■ What is required: Of the lines in the records that follow, how many include the word "true"? Answer with a bare number.

■ Records to process:
|---|

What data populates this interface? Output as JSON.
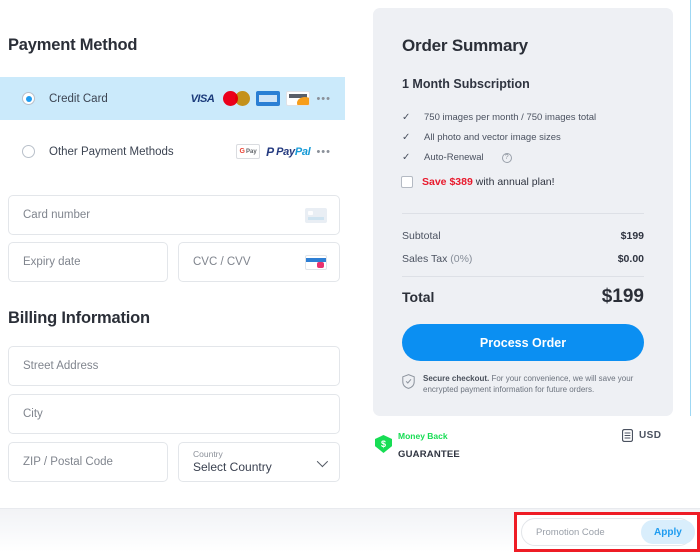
{
  "payment": {
    "section_title": "Payment Method",
    "options": [
      {
        "label": "Credit Card",
        "selected": true,
        "brands": [
          "visa-icon",
          "mastercard-icon",
          "amex-icon",
          "discover-icon",
          "more-dots-icon"
        ]
      },
      {
        "label": "Other Payment Methods",
        "selected": false,
        "brands": [
          "google-pay-icon",
          "paypal-icon",
          "more-dots-icon"
        ]
      }
    ],
    "brand_labels": {
      "visa": "VISA",
      "paypal_pay": "Pay",
      "paypal_pal": "Pal",
      "gpay_g": "G",
      "gpay_pay": "Pay",
      "dots": "•••"
    },
    "fields": {
      "card_number": "Card number",
      "expiry": "Expiry date",
      "cvc": "CVC / CVV"
    }
  },
  "billing": {
    "section_title": "Billing Information",
    "fields": {
      "street": "Street Address",
      "city": "City",
      "zip": "ZIP / Postal Code",
      "country_label": "Country",
      "country_value": "Select Country"
    }
  },
  "summary": {
    "title": "Order Summary",
    "plan": "1 Month Subscription",
    "features": [
      "750 images per month / 750 images total",
      "All photo and vector image sizes",
      "Auto-Renewal"
    ],
    "auto_renewal_help": "?",
    "check_glyph": "✓",
    "upsell": {
      "highlight": "Save $389",
      "rest": " with annual plan!",
      "checked": false
    },
    "lines": [
      {
        "label": "Subtotal",
        "suffix": "",
        "value": "$199"
      },
      {
        "label": "Sales Tax ",
        "suffix": "(0%)",
        "value": "$0.00"
      }
    ],
    "total_label": "Total",
    "total_value": "$199",
    "cta_label": "Process Order",
    "secure_bold": "Secure checkout.",
    "secure_rest": " For your convenience, we will save your encrypted payment information for future orders."
  },
  "guarantee": {
    "badge_glyph": "$",
    "line1": "Money Back",
    "line2": "GUARANTEE"
  },
  "currency": {
    "code": "USD"
  },
  "promotion": {
    "placeholder": "Promotion Code",
    "value": "",
    "apply_label": "Apply"
  },
  "colors": {
    "accent_blue": "#0b8ff2",
    "selected_row": "#cbeafb",
    "summary_bg": "#eef0f4",
    "save_red": "#e8192c",
    "highlight_red": "#ee1c25",
    "guarantee_green": "#17dd54"
  }
}
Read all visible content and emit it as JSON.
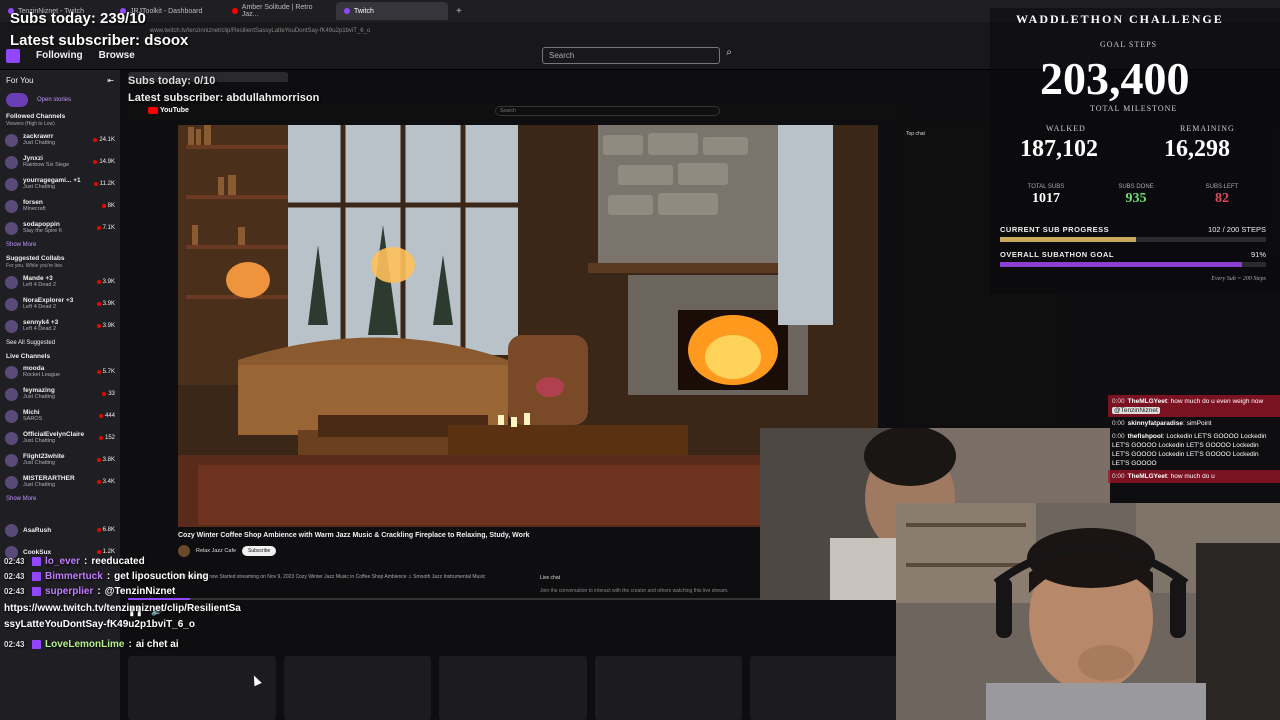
{
  "browser": {
    "tabs": [
      {
        "label": "TenzinNiznet - Twitch",
        "active": false
      },
      {
        "label": "JRJToolkit - Dashboard",
        "active": false
      },
      {
        "label": "Amber Solitude | Retro Jaz...",
        "active": false
      },
      {
        "label": "Twitch",
        "active": true
      }
    ],
    "url": "www.twitch.tv/tenzinniznet/clip/ResilientSassyLatteYouDontSay-fK49u2p1bviT_6_o"
  },
  "nav": {
    "following": "Following",
    "browse": "Browse",
    "search_placeholder": "Search"
  },
  "sidebar": {
    "for_you": "For You",
    "open_stories": "Open stories",
    "followed_header": "Followed Channels",
    "followed_sub": "Viewers (High to Low)",
    "followed": [
      {
        "name": "zackrawrr",
        "game": "Just Chatting",
        "viewers": "24.1K"
      },
      {
        "name": "Jynxzi",
        "game": "Rainbow Six Siege",
        "viewers": "14.9K"
      },
      {
        "name": "yourragegami... +1",
        "game": "Just Chatting",
        "viewers": "11.2K"
      },
      {
        "name": "forsen",
        "game": "Minecraft",
        "viewers": "8K"
      },
      {
        "name": "sodapoppin",
        "game": "Slay the Spire II",
        "viewers": "7.1K"
      }
    ],
    "show_more": "Show More",
    "collabs_header": "Suggested Collabs",
    "collabs_sub": "For you. While you're live.",
    "collabs": [
      {
        "name": "Mande +3",
        "game": "Left 4 Dead 2",
        "viewers": "3.9K"
      },
      {
        "name": "NoraExplorer +3",
        "game": "Left 4 Dead 2",
        "viewers": "3.9K"
      },
      {
        "name": "sennyk4 +3",
        "game": "Left 4 Dead 2",
        "viewers": "3.9K"
      }
    ],
    "see_all": "See All Suggested",
    "live_header": "Live Channels",
    "live": [
      {
        "name": "mooda",
        "game": "Rocket League",
        "viewers": "5.7K"
      },
      {
        "name": "feymazing",
        "game": "Just Chatting",
        "viewers": "33"
      },
      {
        "name": "Michi",
        "game": "SAROS",
        "viewers": "444"
      },
      {
        "name": "OfficialEvelynClaire",
        "game": "Just Chatting",
        "viewers": "152"
      },
      {
        "name": "Flight23white",
        "game": "Just Chatting",
        "viewers": "3.8K"
      },
      {
        "name": "MISTERARTHER",
        "game": "Just Chatting",
        "viewers": "3.4K"
      }
    ],
    "show_more_2": "Show More",
    "extra": [
      {
        "name": "AsaRush",
        "viewers": "6.8K"
      },
      {
        "name": "CookSux",
        "viewers": "1.2K"
      }
    ]
  },
  "overlay": {
    "subs_today": "Subs today: 239/10",
    "latest_subscriber": "Latest subscriber: dsoox",
    "subs_today_2": "Subs today: 0/10",
    "latest_subscriber_2": "Latest subscriber: abdullahmorrison"
  },
  "youtube": {
    "logo": "YouTube",
    "search_placeholder": "Search",
    "video_title": "Cozy Winter Coffee Shop Ambience with Warm Jazz Music & Crackling Fireplace to Relaxing, Study, Work",
    "channel": "Relax Jazz Cafe",
    "subscribe": "Subscribe",
    "description": "150 watching now  Started streaming on Nov 9, 2023  Cozy Winter Jazz Music in Coffee Shop Ambience ♫ Smooth Jazz Instrumental Music",
    "live_chat": "Live chat",
    "join_text": "Join the conversation to interact with the creator and others watching this live stream.",
    "top_chat": "Top chat",
    "progress_fraction": 0.08
  },
  "waddlethon": {
    "title": "WADDLETHON CHALLENGE",
    "goal_steps_label": "GOAL STEPS",
    "goal_steps": "203,400",
    "total_milestone": "TOTAL MILESTONE",
    "walked_label": "WALKED",
    "walked": "187,102",
    "remaining_label": "REMAINING",
    "remaining": "16,298",
    "total_subs_label": "TOTAL SUBS",
    "total_subs": "1017",
    "subs_done_label": "SUBS DONE",
    "subs_done": "935",
    "subs_left_label": "SUBS LEFT",
    "subs_left": "82",
    "current_sub_progress_label": "CURRENT SUB PROGRESS",
    "current_sub_progress_value": "102 / 200 STEPS",
    "current_sub_fraction": 0.51,
    "overall_goal_label": "OVERALL SUBATHON GOAL",
    "overall_goal_value": "91%",
    "overall_goal_fraction": 0.91,
    "footnote": "Every Sub = 200 Steps",
    "colors": {
      "current": "#c8a85a",
      "overall": "#8a3fd1",
      "subs_done": "#6ee06e",
      "subs_left": "#e04a5a"
    }
  },
  "chat_right": [
    {
      "time": "0:00",
      "user": "TheMLGYeet",
      "text": "how much do u even weigh now",
      "mention": "@TenzinNiznet",
      "highlight": true
    },
    {
      "time": "0:00",
      "user": "skinnyfatparadise",
      "text": "simPoint",
      "mention": "",
      "highlight": false
    },
    {
      "time": "0:00",
      "user": "thefishpool",
      "text": "Lockedin LET'S GOOOO Lockedin LET'S GOOOO Lockedin LET'S GOOOO Lockedin LET'S GOOOO Lockedin LET'S GOOOO Lockedin LET'S GOOOO",
      "mention": "",
      "highlight": false
    },
    {
      "time": "0:00",
      "user": "TheMLGYeet",
      "text": "how much do u",
      "mention": "",
      "highlight": true
    }
  ],
  "chat_left": [
    {
      "time": "02:43",
      "user": "lo_ever",
      "text": "reeducated"
    },
    {
      "time": "02:43",
      "user": "Bimmertuck",
      "text": "get liposuction king"
    },
    {
      "time": "02:43",
      "user": "superplier",
      "text": "@TenzinNiznet"
    },
    {
      "url": "https://www.twitch.tv/tenzinniznet/clip/ResilientSassyLatteYouDontSay-fK49u2p1bviT_6_o"
    },
    {
      "time": "02:43",
      "user": "LoveLemonLime",
      "text": "ai chet ai"
    }
  ]
}
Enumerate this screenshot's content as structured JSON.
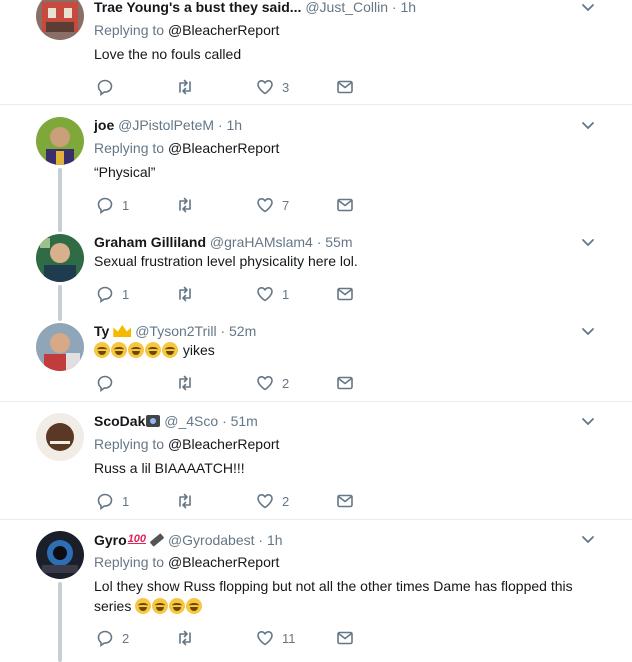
{
  "colors": {
    "accent": "#1da1f2",
    "meta": "#657786",
    "text": "#14171a",
    "divider": "#e6ecf0",
    "thread": "#c4cfd6"
  },
  "tweets": [
    {
      "name": "Trae Young's a bust they said...",
      "handle": "@Just_Collin",
      "time": "· 1h",
      "replying_prefix": "Replying to",
      "replying_handle": "@BleacherReport",
      "text": "Love the no fouls called",
      "reply_count": "",
      "retweet_count": "",
      "like_count": "3"
    },
    {
      "name": "joe",
      "handle": "@JPistolPeteM",
      "time": "· 1h",
      "replying_prefix": "Replying to",
      "replying_handle": "@BleacherReport",
      "text": "“Physical”",
      "reply_count": "1",
      "retweet_count": "",
      "like_count": "7"
    },
    {
      "name": "Graham Gilliland",
      "handle": "@graHAMslam4",
      "time": "· 55m",
      "text": "Sexual frustration level physicality here lol.",
      "reply_count": "1",
      "retweet_count": "",
      "like_count": "1"
    },
    {
      "name": "Ty",
      "handle": "@Tyson2Trill",
      "time": "· 52m",
      "text": "yikes",
      "reply_count": "",
      "retweet_count": "",
      "like_count": "2"
    },
    {
      "name": "ScoDak",
      "handle": "@_4Sco",
      "time": "· 51m",
      "replying_prefix": "Replying to",
      "replying_handle": "@BleacherReport",
      "text": "Russ a lil BIAAAATCH!!!",
      "reply_count": "1",
      "retweet_count": "",
      "like_count": "2"
    },
    {
      "name": "Gyro",
      "handle": "@Gyrodabest",
      "time": "· 1h",
      "replying_prefix": "Replying to",
      "replying_handle": "@BleacherReport",
      "text_line1": "Lol they show Russ flopping but not all the other times Dame has flopped this",
      "text_line2": "series",
      "reply_count": "2",
      "retweet_count": "",
      "like_count": "11"
    }
  ]
}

|---|

■ Exercise output: 4